EXERCISE:
Each line that includes "Butir" counts once; give the total and nothing besides.

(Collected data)
== == ==

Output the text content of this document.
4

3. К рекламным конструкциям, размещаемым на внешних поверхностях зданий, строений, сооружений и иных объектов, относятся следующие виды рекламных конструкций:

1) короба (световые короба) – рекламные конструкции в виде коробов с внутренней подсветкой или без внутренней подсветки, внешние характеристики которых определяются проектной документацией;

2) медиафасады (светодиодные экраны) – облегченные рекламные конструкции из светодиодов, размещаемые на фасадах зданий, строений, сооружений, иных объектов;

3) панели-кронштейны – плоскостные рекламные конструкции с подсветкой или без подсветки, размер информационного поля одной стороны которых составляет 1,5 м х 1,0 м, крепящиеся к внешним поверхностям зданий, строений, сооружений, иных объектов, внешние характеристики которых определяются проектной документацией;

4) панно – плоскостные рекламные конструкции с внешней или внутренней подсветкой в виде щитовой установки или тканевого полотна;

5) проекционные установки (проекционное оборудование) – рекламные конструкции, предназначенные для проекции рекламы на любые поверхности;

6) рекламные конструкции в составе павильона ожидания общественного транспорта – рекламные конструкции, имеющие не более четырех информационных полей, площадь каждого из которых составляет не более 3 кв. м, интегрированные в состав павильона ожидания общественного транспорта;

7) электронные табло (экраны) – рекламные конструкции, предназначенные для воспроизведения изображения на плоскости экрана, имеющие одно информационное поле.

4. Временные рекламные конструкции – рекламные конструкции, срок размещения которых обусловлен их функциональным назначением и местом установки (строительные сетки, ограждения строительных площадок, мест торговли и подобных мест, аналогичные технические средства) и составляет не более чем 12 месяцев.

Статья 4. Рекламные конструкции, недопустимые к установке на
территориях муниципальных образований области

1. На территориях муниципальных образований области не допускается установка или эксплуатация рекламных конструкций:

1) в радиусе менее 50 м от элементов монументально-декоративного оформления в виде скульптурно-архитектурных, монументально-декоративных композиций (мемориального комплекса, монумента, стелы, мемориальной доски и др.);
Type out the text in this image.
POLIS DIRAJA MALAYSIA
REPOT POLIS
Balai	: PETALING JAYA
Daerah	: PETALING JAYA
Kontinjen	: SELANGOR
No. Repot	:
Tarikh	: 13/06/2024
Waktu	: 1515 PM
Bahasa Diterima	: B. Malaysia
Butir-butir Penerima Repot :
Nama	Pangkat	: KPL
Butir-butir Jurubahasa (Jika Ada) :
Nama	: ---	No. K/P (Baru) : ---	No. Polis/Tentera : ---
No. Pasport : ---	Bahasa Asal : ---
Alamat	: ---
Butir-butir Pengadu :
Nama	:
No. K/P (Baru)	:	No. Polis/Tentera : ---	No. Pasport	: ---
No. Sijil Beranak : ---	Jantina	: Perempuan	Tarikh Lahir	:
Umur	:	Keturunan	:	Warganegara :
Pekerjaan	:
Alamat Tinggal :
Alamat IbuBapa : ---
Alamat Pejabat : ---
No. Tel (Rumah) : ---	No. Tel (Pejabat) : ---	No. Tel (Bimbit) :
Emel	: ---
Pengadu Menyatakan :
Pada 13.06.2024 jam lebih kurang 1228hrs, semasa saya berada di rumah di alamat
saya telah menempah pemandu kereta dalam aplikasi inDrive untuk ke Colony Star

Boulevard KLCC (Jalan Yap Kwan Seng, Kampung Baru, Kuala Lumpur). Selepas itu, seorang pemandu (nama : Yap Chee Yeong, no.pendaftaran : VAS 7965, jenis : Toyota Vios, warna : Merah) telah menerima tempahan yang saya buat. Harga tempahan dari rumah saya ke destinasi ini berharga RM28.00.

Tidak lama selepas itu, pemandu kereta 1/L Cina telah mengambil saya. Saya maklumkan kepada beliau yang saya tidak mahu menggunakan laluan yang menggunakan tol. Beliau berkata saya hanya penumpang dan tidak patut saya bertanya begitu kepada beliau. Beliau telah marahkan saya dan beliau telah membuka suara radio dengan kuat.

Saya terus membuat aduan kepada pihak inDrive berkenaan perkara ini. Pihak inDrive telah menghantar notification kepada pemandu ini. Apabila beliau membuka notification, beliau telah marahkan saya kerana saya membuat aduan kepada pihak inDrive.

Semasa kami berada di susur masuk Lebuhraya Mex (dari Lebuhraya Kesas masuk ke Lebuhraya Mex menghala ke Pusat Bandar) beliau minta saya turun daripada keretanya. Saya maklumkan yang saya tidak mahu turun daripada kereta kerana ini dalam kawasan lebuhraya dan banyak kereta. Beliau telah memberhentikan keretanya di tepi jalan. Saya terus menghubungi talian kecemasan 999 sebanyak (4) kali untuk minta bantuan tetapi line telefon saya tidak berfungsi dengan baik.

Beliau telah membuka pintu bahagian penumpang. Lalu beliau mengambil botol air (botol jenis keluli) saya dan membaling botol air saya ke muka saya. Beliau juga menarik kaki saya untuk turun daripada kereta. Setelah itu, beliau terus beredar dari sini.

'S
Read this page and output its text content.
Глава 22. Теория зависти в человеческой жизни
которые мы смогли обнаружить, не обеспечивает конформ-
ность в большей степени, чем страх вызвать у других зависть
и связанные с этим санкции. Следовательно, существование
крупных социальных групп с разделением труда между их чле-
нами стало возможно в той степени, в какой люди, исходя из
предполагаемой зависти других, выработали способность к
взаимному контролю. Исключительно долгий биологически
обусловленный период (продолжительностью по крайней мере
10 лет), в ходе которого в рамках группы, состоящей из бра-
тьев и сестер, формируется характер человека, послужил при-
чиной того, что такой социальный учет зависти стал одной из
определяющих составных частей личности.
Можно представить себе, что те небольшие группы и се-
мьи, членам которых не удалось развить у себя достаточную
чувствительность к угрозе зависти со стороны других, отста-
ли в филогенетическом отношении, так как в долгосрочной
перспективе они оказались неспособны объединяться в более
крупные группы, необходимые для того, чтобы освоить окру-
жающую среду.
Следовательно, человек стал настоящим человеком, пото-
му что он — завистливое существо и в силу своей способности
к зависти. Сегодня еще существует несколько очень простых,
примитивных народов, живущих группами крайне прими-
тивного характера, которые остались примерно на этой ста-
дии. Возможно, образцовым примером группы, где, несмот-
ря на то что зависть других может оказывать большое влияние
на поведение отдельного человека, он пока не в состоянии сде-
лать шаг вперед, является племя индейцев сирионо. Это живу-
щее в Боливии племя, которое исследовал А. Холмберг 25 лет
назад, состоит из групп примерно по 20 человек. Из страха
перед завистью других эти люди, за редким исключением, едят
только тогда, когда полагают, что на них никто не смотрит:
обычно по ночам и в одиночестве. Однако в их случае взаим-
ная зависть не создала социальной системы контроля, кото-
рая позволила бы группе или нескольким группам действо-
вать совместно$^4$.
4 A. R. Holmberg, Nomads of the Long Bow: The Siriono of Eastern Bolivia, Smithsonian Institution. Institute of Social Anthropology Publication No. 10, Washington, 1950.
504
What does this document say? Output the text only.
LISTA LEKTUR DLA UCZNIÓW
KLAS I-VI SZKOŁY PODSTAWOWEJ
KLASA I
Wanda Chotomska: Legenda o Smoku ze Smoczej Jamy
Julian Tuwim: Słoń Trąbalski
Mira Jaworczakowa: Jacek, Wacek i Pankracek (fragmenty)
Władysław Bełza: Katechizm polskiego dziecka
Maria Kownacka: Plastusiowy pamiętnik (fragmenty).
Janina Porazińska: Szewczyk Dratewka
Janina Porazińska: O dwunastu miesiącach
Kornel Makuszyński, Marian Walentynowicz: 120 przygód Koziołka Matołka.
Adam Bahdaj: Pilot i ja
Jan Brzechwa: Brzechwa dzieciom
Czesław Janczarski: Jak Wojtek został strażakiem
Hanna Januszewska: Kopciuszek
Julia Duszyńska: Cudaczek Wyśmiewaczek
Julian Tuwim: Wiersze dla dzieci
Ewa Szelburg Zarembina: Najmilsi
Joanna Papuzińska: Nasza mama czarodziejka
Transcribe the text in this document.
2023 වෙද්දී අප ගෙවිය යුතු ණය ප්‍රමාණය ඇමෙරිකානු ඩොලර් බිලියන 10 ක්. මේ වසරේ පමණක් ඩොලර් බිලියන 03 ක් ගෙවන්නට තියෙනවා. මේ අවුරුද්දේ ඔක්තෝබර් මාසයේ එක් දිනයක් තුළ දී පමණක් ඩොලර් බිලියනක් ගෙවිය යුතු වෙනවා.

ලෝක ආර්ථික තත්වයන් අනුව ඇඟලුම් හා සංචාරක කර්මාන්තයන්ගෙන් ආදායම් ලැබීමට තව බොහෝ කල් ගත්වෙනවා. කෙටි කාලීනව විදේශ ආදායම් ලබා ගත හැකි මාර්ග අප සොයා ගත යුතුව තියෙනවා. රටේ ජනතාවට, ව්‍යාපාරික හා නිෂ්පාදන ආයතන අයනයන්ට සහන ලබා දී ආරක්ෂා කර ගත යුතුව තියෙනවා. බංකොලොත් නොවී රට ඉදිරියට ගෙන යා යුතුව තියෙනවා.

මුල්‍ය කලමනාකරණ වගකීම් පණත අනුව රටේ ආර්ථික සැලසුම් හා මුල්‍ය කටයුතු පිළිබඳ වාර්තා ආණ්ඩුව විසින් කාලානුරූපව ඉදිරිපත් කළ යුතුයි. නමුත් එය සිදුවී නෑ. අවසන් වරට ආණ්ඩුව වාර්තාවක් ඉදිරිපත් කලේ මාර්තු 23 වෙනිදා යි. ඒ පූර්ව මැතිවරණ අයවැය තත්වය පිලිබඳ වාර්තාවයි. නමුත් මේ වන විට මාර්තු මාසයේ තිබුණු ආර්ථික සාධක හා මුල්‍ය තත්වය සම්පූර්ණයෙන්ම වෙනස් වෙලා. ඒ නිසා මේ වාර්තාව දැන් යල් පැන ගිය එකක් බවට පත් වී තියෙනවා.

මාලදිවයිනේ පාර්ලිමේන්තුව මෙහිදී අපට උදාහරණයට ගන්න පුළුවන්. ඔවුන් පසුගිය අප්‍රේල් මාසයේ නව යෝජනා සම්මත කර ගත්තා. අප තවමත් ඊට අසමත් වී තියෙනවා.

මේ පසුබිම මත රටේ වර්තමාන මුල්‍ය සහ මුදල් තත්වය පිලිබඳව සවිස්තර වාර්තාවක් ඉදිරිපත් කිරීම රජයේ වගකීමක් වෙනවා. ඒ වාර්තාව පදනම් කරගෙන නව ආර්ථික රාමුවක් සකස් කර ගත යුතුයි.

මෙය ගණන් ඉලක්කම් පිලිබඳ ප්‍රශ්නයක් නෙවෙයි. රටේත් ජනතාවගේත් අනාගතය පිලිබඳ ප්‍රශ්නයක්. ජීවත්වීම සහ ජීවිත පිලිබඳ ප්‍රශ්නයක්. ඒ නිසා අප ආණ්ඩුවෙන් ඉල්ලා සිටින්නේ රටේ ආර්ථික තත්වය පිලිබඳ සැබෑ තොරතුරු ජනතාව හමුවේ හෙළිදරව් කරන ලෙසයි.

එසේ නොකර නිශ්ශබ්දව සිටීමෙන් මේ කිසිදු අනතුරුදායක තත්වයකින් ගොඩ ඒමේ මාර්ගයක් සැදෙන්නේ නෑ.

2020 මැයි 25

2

== == ==

SOLVED EXERCISE:
3